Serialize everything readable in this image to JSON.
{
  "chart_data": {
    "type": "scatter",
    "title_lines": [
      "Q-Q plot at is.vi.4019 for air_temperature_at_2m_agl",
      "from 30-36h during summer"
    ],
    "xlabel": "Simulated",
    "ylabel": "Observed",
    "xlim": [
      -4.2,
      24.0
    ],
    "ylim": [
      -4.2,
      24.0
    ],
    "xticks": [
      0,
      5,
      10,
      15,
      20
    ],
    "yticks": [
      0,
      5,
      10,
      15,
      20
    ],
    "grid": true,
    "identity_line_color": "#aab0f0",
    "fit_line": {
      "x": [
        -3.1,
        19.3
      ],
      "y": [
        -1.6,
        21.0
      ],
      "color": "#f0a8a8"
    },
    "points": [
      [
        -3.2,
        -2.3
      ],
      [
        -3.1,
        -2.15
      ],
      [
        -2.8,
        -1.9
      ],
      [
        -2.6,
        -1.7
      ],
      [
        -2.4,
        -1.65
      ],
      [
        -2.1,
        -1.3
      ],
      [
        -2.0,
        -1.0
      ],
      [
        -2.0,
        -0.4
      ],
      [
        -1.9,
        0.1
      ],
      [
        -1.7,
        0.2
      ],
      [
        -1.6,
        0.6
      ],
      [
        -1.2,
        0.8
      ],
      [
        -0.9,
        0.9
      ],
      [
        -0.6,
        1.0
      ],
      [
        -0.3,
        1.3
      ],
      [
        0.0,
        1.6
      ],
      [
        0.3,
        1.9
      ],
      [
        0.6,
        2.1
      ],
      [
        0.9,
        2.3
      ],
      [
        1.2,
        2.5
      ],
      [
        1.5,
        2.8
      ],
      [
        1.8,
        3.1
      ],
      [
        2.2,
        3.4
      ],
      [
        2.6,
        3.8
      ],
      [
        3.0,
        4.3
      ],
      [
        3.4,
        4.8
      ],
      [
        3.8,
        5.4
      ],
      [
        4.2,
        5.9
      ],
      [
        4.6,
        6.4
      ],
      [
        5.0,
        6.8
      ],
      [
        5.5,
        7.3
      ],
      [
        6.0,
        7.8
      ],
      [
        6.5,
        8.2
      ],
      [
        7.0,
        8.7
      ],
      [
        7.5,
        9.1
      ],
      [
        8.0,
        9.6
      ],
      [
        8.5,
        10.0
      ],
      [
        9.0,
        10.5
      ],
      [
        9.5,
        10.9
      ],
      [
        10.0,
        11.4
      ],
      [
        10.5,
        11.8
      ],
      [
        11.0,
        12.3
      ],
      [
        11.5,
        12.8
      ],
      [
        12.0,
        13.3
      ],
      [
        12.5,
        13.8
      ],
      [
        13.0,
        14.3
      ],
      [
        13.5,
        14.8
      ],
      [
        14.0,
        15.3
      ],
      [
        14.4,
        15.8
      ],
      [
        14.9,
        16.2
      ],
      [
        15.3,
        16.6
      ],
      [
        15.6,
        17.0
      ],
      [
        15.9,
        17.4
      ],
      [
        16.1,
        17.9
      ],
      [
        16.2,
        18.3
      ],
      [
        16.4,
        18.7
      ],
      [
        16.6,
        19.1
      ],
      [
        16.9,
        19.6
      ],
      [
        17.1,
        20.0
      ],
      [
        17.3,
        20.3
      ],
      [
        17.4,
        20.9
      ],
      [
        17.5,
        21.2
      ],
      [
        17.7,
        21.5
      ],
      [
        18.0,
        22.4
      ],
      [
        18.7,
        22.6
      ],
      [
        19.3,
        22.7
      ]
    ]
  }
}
◇ ◇ ◇ ◇ ◇ ◇ ◇
What to do
Copy out the whole listing exactly as written.

Solution to this problem
Serialize everything readable in this image to JSON.
{
  "chart_data": {
    "type": "scatter",
    "title_lines": [
      "Q-Q plot at is.vi.4019 for air_temperature_at_2m_agl",
      "from 30-36h during summer"
    ],
    "xlabel": "Simulated",
    "ylabel": "Observed",
    "xlim": [
      -4.2,
      24.0
    ],
    "ylim": [
      -4.2,
      24.0
    ],
    "xticks": [
      0,
      5,
      10,
      15,
      20
    ],
    "yticks": [
      0,
      5,
      10,
      15,
      20
    ],
    "grid": true,
    "identity_line_color": "#aab0f0",
    "fit_line": {
      "x": [
        -3.1,
        19.3
      ],
      "y": [
        -1.6,
        21.0
      ],
      "color": "#f0a8a8"
    },
    "points": [
      [
        -3.2,
        -2.3
      ],
      [
        -3.1,
        -2.15
      ],
      [
        -2.8,
        -1.9
      ],
      [
        -2.6,
        -1.7
      ],
      [
        -2.4,
        -1.65
      ],
      [
        -2.1,
        -1.3
      ],
      [
        -2.0,
        -1.0
      ],
      [
        -2.0,
        -0.4
      ],
      [
        -1.9,
        0.1
      ],
      [
        -1.7,
        0.2
      ],
      [
        -1.6,
        0.6
      ],
      [
        -1.2,
        0.8
      ],
      [
        -0.9,
        0.9
      ],
      [
        -0.6,
        1.0
      ],
      [
        -0.3,
        1.3
      ],
      [
        0.0,
        1.6
      ],
      [
        0.3,
        1.9
      ],
      [
        0.6,
        2.1
      ],
      [
        0.9,
        2.3
      ],
      [
        1.2,
        2.5
      ],
      [
        1.5,
        2.8
      ],
      [
        1.8,
        3.1
      ],
      [
        2.2,
        3.4
      ],
      [
        2.6,
        3.8
      ],
      [
        3.0,
        4.3
      ],
      [
        3.4,
        4.8
      ],
      [
        3.8,
        5.4
      ],
      [
        4.2,
        5.9
      ],
      [
        4.6,
        6.4
      ],
      [
        5.0,
        6.8
      ],
      [
        5.5,
        7.3
      ],
      [
        6.0,
        7.8
      ],
      [
        6.5,
        8.2
      ],
      [
        7.0,
        8.7
      ],
      [
        7.5,
        9.1
      ],
      [
        8.0,
        9.6
      ],
      [
        8.5,
        10.0
      ],
      [
        9.0,
        10.5
      ],
      [
        9.5,
        10.9
      ],
      [
        10.0,
        11.4
      ],
      [
        10.5,
        11.8
      ],
      [
        11.0,
        12.3
      ],
      [
        11.5,
        12.8
      ],
      [
        12.0,
        13.3
      ],
      [
        12.5,
        13.8
      ],
      [
        13.0,
        14.3
      ],
      [
        13.5,
        14.8
      ],
      [
        14.0,
        15.3
      ],
      [
        14.4,
        15.8
      ],
      [
        14.9,
        16.2
      ],
      [
        15.3,
        16.6
      ],
      [
        15.6,
        17.0
      ],
      [
        15.9,
        17.4
      ],
      [
        16.1,
        17.9
      ],
      [
        16.2,
        18.3
      ],
      [
        16.4,
        18.7
      ],
      [
        16.6,
        19.1
      ],
      [
        16.9,
        19.6
      ],
      [
        17.1,
        20.0
      ],
      [
        17.3,
        20.3
      ],
      [
        17.4,
        20.9
      ],
      [
        17.5,
        21.2
      ],
      [
        17.7,
        21.5
      ],
      [
        18.0,
        22.4
      ],
      [
        18.7,
        22.6
      ],
      [
        19.3,
        22.7
      ]
    ]
  }
}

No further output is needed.